◆ Task goal
Repeat the entries below exactly as they appear, with no pictures.

Extracted records:
┄┄┄┄┄┄┄┄┄┄

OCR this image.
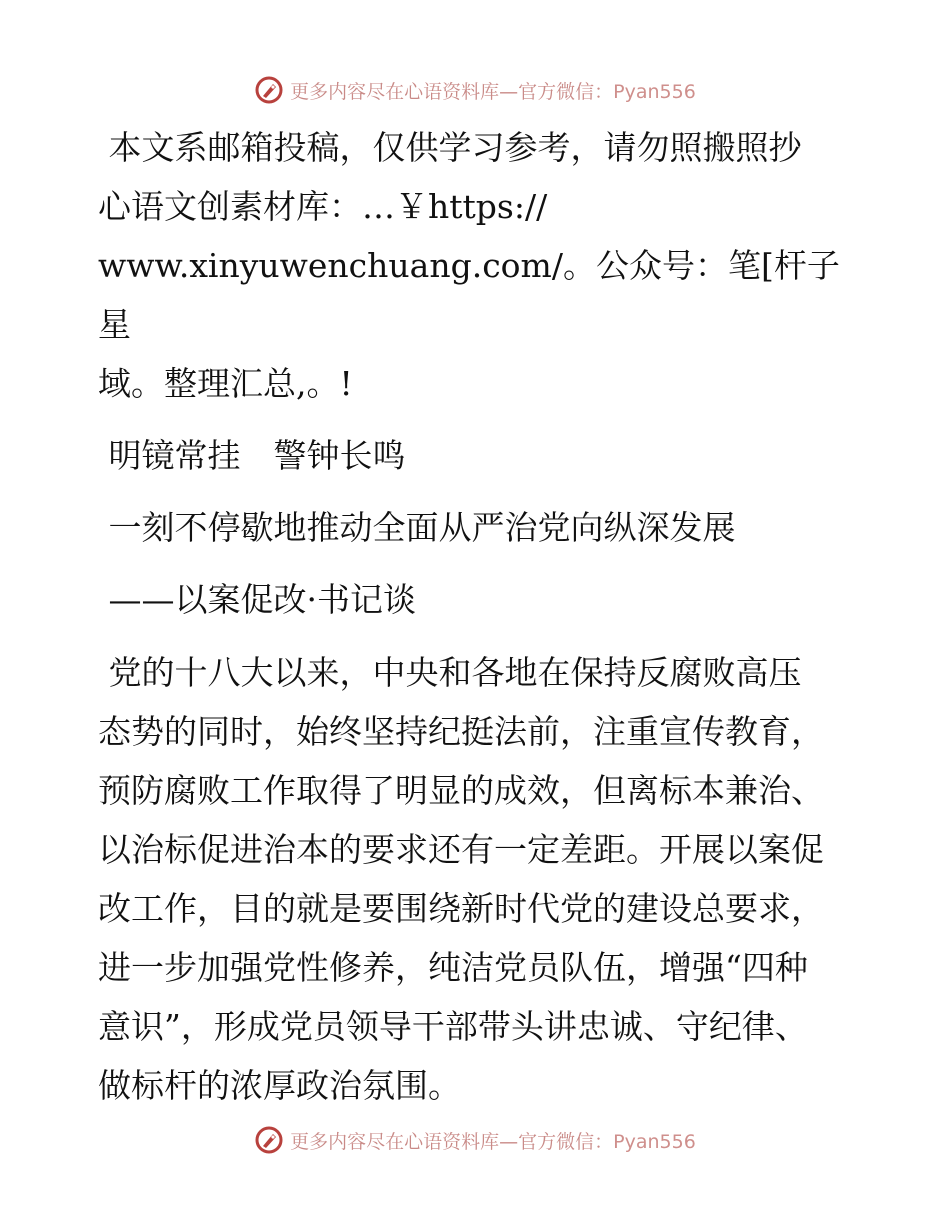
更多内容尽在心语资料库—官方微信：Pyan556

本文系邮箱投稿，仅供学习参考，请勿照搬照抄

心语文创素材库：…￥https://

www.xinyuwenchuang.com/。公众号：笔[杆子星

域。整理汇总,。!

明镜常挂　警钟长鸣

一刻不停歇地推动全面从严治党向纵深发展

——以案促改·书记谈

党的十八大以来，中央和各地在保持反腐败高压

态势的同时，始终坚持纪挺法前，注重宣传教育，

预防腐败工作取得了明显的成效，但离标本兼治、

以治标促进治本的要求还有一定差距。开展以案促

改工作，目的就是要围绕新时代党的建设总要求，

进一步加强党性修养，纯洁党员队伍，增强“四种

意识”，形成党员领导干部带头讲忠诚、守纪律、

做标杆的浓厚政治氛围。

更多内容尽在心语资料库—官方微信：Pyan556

┄┄┄┄┄┄┄┄┄┄

◆ Complete response
OCR this image.
更多内容尽在心语资料库—官方微信：Pyan556

本文系邮箱投稿，仅供学习参考，请勿照搬照抄

心语文创素材库：…￥https://

www.xinyuwenchuang.com/。公众号：笔[杆子星

域。整理汇总,。!

明镜常挂　警钟长鸣

一刻不停歇地推动全面从严治党向纵深发展

——以案促改·书记谈

党的十八大以来，中央和各地在保持反腐败高压

态势的同时，始终坚持纪挺法前，注重宣传教育，

预防腐败工作取得了明显的成效，但离标本兼治、

以治标促进治本的要求还有一定差距。开展以案促

改工作，目的就是要围绕新时代党的建设总要求，

进一步加强党性修养，纯洁党员队伍，增强“四种

意识”，形成党员领导干部带头讲忠诚、守纪律、

做标杆的浓厚政治氛围。

更多内容尽在心语资料库—官方微信：Pyan556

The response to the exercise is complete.